Exercise brief:
Report every line from the material that contains the word "temperature".

## Start Records for this task

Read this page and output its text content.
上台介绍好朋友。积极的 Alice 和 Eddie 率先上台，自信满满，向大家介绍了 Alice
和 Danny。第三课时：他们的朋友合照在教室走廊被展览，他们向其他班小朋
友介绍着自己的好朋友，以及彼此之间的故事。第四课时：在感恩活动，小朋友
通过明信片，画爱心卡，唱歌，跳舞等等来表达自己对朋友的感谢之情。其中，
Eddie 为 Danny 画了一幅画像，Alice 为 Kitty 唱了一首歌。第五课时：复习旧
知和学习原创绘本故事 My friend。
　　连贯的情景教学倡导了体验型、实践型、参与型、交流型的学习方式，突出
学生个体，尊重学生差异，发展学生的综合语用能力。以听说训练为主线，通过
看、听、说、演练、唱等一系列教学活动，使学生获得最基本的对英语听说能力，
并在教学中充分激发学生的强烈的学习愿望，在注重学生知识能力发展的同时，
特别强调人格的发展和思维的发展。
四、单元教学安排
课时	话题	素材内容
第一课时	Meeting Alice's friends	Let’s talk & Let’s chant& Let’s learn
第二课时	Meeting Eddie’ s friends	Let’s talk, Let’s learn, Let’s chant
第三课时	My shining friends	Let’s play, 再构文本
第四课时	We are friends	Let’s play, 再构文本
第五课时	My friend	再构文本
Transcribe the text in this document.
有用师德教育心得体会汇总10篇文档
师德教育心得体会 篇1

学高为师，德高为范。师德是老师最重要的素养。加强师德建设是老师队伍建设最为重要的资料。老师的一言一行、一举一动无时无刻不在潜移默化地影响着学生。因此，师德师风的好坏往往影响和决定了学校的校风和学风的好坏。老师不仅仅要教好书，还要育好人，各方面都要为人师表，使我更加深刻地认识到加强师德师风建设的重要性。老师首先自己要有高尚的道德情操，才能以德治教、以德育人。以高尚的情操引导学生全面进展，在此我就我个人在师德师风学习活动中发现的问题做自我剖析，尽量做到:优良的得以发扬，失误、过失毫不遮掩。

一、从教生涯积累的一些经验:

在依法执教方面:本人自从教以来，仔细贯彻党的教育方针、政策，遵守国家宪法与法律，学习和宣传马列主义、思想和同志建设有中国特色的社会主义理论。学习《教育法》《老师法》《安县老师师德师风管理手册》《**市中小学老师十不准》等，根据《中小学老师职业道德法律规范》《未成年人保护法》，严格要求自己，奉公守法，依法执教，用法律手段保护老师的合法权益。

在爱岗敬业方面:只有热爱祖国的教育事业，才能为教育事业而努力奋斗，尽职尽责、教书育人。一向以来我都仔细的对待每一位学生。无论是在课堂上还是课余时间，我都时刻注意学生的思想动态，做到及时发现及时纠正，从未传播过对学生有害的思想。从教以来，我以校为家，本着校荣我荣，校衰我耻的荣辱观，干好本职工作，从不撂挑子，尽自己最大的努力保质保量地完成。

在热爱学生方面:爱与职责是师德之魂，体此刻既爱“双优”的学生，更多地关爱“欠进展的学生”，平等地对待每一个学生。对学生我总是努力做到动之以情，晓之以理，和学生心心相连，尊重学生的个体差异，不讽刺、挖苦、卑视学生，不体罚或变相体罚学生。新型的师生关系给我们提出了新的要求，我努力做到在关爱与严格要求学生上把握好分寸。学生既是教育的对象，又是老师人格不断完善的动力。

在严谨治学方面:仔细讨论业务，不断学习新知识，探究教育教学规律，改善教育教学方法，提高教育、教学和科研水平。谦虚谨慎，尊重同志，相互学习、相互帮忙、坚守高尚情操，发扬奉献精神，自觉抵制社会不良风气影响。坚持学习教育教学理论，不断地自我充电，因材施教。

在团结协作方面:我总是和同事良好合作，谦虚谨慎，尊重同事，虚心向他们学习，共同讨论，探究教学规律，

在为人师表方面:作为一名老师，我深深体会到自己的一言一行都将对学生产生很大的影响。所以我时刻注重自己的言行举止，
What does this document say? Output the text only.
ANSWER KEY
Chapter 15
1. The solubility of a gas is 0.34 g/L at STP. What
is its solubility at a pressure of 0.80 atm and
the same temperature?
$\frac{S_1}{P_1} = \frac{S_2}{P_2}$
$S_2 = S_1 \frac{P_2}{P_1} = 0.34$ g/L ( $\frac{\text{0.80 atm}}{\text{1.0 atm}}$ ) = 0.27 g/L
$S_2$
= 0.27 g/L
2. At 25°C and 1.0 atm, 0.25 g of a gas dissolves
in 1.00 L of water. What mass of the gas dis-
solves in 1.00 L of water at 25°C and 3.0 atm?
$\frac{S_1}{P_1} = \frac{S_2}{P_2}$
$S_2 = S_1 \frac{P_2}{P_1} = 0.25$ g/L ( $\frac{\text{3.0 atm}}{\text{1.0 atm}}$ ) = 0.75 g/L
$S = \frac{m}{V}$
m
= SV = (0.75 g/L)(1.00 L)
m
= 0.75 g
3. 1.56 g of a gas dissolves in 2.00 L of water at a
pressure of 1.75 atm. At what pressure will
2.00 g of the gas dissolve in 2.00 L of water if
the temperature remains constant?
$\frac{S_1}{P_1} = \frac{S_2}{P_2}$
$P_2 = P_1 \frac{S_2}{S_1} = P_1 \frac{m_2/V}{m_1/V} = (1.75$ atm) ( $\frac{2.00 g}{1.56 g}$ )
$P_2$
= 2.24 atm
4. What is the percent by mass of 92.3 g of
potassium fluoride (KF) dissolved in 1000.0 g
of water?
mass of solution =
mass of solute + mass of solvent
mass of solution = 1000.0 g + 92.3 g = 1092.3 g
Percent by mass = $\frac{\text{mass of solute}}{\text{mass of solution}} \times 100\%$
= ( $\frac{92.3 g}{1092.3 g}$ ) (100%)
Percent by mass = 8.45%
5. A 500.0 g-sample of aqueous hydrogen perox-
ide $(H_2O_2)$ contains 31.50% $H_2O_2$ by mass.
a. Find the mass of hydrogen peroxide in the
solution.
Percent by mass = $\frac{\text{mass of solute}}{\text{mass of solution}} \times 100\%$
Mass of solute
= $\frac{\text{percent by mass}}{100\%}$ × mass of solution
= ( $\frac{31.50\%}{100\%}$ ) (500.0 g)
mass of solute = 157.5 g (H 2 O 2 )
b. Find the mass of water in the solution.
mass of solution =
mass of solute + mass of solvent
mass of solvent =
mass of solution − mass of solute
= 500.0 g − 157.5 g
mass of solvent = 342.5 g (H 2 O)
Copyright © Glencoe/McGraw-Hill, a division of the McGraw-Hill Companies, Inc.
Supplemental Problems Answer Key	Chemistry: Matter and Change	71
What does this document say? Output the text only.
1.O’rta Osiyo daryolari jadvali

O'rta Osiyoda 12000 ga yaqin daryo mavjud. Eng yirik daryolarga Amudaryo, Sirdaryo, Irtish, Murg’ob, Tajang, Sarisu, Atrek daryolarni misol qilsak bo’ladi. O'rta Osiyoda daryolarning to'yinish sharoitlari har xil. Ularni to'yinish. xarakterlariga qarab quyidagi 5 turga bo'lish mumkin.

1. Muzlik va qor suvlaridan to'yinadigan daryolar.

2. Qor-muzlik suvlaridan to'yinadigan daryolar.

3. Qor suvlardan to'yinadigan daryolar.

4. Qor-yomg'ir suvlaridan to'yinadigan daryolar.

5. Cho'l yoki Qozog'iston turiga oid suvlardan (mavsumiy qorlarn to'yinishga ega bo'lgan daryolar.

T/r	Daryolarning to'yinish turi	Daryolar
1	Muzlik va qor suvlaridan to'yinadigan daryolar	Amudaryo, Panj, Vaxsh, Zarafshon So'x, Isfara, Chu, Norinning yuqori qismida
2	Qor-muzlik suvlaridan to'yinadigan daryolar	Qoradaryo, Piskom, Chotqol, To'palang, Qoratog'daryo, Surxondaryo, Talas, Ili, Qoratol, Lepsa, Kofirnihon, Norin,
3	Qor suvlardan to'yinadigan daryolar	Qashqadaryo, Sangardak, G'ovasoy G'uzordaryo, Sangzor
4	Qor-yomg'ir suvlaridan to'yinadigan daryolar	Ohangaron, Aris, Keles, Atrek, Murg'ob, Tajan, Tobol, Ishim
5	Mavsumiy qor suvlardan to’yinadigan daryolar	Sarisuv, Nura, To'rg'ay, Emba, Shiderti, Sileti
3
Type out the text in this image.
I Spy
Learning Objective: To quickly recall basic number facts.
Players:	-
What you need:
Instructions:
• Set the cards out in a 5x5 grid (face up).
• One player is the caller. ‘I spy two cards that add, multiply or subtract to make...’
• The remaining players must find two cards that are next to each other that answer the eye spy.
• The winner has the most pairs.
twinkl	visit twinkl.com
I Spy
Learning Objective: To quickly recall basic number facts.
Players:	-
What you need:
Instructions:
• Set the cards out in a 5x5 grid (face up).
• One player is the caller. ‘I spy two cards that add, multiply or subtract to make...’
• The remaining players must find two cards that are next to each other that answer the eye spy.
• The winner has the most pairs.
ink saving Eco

## End Records for this task

Answer for this exercise:
the same temperature?
the temperature remains constant?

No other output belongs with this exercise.